■ **Problem**:
Find each line containing the string "flashes". Copy it.

Extracted data entries
^^^^^^^^^^^^^^^^
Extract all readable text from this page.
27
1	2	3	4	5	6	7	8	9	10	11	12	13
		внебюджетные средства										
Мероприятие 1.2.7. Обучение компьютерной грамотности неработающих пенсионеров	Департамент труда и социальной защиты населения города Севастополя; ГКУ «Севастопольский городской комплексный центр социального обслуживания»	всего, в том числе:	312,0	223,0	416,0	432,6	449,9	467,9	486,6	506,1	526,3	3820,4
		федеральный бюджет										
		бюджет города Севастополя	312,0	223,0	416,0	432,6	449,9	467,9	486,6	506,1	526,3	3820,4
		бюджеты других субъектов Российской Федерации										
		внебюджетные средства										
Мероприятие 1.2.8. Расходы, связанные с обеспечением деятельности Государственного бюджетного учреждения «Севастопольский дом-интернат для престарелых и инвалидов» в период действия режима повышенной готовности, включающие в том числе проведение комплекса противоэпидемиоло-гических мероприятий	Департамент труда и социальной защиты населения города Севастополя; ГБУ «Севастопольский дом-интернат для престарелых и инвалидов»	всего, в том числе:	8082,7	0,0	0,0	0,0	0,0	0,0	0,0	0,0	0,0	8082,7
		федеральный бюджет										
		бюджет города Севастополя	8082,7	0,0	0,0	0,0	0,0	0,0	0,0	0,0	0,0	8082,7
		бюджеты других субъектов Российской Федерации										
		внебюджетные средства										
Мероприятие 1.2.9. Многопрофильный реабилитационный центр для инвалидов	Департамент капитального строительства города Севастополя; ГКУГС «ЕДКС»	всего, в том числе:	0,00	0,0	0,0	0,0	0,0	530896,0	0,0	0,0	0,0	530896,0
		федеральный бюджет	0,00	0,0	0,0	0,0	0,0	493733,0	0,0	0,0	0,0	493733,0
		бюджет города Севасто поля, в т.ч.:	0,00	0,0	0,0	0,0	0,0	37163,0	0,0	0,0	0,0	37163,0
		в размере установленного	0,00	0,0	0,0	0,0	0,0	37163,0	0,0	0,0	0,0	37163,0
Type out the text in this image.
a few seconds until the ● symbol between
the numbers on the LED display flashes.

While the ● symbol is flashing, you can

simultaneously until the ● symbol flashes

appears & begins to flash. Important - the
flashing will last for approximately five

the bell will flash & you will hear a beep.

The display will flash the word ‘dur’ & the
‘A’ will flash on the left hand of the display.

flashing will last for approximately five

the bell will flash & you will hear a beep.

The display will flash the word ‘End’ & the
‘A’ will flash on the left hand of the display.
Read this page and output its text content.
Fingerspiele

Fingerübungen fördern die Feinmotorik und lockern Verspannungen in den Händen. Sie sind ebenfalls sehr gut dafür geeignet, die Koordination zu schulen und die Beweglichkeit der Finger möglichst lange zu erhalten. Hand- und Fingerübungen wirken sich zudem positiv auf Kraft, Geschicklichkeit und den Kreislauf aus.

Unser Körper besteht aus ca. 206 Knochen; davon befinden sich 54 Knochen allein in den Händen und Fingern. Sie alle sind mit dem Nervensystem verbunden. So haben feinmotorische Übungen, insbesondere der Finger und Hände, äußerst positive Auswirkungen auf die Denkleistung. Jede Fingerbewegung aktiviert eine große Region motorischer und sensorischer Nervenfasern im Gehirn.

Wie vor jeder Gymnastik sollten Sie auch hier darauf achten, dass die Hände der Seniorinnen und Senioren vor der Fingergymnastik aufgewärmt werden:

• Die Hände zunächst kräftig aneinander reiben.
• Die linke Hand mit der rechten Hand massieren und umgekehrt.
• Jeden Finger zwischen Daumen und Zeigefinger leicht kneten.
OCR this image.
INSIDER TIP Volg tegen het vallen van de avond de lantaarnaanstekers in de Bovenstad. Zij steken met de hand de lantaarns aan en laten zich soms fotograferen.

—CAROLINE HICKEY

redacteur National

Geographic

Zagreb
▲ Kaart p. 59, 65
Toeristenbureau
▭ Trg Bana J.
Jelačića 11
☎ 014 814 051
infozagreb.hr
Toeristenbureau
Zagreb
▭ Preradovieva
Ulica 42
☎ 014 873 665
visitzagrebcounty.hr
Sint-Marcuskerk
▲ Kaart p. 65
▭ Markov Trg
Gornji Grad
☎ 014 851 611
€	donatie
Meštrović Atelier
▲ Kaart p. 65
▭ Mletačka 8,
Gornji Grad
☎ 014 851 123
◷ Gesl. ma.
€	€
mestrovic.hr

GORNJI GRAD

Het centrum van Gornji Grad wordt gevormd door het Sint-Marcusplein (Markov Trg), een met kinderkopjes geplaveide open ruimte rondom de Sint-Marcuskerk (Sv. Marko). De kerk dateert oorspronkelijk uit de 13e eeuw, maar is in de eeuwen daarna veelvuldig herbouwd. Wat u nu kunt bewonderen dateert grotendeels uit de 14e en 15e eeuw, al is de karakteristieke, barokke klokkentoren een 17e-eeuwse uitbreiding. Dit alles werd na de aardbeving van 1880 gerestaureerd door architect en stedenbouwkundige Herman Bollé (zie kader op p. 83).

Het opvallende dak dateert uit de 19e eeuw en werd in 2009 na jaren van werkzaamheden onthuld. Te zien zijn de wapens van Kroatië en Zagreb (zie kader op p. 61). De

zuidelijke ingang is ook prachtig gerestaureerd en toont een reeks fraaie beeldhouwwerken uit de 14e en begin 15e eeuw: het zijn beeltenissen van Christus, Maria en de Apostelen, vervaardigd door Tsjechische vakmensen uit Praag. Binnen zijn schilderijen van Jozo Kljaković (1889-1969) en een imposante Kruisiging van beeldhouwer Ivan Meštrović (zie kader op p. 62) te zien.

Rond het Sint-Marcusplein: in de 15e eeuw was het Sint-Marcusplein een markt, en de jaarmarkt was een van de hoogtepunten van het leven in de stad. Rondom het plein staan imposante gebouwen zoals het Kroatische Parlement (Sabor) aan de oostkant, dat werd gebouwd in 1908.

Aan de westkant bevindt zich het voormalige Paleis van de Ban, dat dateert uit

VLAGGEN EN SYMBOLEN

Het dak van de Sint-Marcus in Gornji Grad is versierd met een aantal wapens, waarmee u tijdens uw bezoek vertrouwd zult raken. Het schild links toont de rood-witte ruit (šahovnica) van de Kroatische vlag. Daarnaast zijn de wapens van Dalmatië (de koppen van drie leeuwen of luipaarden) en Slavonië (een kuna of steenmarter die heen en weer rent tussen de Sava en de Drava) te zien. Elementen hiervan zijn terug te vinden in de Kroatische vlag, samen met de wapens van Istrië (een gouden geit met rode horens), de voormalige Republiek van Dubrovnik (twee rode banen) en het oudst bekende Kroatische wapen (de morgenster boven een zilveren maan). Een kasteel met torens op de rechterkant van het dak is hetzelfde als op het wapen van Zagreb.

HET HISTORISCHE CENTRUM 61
^^^^^^^^^^^^^^^^
■ **Complete response**:
the numbers on the LED display flashes.
simultaneously until the ● symbol flashes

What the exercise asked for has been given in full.